** Written task **
Using the material below, copy every line where "Zichy" appears.

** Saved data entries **
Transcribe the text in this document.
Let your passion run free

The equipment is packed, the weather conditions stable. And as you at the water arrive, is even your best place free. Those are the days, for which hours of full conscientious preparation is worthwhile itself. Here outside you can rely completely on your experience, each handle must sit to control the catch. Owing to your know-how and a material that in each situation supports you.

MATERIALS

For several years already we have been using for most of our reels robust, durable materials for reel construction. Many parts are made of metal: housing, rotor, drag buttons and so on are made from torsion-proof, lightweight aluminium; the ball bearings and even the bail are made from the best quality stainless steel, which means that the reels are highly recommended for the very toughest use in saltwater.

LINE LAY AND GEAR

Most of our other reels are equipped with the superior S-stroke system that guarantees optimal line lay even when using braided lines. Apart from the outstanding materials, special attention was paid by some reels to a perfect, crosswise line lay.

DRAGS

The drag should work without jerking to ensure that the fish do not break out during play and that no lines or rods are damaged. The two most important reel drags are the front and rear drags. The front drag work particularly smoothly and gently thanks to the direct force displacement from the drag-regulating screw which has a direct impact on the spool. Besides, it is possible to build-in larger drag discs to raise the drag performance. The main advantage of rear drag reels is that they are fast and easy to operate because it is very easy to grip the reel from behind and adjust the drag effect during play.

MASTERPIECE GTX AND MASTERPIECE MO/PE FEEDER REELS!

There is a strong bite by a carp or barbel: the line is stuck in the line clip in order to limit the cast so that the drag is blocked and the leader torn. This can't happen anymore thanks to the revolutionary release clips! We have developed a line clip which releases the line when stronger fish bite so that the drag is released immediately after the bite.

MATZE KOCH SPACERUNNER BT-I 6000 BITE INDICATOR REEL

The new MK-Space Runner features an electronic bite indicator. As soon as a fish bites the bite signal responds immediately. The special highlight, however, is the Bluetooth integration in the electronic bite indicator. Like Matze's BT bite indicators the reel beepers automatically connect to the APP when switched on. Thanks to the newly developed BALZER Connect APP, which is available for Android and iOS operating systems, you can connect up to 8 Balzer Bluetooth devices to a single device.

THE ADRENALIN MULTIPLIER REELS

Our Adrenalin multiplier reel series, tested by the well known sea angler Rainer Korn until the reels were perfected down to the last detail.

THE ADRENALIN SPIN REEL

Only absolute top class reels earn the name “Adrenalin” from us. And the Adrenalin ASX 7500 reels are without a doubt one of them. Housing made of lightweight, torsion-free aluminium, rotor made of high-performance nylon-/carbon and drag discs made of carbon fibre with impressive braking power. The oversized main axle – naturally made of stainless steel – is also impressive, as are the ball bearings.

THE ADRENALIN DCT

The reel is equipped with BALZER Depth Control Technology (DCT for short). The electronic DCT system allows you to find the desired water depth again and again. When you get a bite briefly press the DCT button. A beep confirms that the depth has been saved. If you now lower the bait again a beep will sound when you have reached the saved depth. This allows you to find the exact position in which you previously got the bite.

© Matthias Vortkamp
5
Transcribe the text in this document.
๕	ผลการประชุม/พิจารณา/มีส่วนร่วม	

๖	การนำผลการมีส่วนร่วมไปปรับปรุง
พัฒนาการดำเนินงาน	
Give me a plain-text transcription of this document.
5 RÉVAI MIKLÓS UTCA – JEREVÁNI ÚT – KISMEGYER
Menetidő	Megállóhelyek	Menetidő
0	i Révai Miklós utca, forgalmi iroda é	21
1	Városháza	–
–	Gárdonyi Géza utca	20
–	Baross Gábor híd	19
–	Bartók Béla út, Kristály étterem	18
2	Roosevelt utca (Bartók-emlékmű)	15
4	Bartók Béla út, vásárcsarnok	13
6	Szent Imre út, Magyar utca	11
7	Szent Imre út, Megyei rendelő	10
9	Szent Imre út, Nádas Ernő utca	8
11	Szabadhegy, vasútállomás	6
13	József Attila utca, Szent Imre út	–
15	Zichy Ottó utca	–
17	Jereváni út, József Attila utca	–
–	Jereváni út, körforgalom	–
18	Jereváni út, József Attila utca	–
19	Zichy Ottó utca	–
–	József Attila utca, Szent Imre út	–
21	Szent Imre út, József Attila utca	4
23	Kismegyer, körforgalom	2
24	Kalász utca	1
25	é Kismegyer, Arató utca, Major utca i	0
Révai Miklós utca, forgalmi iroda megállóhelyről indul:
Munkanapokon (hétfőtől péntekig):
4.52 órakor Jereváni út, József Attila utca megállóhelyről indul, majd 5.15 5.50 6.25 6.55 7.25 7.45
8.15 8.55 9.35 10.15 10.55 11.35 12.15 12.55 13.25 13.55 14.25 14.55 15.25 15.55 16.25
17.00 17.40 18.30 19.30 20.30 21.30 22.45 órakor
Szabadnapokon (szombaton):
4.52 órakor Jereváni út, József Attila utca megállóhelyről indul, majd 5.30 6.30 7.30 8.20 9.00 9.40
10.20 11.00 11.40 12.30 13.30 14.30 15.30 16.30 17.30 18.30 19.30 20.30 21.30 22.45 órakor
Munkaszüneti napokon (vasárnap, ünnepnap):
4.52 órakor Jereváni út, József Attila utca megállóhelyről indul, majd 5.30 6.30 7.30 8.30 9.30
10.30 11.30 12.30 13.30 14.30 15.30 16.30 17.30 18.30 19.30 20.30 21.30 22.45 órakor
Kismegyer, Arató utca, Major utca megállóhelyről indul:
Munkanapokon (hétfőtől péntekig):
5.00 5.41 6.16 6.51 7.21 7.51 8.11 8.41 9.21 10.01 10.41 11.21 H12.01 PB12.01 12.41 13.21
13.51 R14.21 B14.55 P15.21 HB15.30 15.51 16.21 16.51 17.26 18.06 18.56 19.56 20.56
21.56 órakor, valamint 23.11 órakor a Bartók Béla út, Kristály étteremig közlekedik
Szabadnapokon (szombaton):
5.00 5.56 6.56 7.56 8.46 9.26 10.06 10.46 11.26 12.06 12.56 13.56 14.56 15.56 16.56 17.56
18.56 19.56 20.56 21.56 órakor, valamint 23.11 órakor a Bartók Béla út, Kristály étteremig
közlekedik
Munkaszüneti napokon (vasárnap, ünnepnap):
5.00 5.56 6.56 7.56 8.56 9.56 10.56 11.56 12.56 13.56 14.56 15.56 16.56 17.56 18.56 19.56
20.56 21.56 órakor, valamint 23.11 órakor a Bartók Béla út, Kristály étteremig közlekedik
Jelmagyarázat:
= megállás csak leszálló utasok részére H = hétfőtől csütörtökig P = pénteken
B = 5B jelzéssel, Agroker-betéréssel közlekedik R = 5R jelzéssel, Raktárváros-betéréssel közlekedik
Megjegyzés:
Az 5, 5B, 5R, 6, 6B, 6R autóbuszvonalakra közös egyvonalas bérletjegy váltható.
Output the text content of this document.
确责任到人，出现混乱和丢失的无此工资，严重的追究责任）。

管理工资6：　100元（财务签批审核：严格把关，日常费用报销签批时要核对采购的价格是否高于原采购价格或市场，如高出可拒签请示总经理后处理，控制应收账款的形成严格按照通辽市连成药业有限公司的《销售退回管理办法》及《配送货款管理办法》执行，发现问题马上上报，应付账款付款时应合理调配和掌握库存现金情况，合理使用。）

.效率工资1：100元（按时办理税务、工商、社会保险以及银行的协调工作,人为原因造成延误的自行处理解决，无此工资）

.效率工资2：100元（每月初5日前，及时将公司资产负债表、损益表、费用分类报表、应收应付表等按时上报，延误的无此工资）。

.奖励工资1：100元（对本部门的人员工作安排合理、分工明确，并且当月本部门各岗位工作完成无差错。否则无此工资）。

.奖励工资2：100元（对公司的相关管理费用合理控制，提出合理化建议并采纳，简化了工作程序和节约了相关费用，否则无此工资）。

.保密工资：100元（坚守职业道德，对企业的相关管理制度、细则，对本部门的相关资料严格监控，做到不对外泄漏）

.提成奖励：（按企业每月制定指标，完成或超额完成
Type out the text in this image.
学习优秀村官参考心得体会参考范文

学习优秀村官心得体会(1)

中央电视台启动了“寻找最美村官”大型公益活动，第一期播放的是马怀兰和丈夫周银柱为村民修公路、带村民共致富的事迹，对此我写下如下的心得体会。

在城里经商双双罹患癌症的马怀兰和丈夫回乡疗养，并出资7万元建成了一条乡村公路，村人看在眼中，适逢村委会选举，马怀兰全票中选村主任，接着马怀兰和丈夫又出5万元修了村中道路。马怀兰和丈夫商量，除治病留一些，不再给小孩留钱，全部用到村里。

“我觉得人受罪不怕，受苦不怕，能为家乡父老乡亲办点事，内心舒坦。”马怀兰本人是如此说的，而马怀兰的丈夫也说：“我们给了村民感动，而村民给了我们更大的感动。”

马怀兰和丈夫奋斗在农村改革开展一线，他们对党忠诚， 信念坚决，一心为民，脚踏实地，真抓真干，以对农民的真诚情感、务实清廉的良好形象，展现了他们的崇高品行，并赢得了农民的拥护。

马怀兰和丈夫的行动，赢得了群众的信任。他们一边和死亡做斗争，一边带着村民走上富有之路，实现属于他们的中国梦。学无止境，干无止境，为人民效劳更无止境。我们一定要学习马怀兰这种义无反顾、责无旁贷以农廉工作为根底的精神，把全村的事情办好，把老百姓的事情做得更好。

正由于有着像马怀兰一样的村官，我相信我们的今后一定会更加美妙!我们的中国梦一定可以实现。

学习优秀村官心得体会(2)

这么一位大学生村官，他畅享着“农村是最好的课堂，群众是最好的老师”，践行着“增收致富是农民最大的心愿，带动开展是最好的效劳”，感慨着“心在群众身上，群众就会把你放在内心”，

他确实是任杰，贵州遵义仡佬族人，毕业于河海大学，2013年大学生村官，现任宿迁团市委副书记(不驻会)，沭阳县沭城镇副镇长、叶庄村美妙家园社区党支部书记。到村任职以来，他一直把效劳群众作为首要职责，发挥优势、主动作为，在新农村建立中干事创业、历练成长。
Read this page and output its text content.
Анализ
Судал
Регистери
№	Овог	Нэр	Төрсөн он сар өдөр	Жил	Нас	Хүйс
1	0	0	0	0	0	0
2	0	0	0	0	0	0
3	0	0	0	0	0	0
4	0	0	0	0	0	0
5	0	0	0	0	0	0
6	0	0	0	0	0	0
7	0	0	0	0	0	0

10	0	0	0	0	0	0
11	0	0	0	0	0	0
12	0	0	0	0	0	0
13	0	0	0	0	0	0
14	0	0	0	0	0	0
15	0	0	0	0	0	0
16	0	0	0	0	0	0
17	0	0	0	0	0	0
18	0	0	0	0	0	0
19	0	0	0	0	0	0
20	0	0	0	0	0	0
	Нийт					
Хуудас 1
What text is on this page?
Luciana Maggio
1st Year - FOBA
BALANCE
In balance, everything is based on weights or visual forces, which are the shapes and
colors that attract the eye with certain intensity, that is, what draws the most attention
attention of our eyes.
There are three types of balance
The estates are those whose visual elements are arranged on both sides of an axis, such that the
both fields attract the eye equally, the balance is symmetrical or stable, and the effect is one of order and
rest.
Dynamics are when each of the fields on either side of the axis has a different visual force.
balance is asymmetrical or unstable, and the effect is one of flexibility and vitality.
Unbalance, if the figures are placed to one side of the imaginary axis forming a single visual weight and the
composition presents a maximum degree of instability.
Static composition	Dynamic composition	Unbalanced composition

** Finished exercise **
15	Zichy Ottó utca	–
19	Zichy Ottó utca	–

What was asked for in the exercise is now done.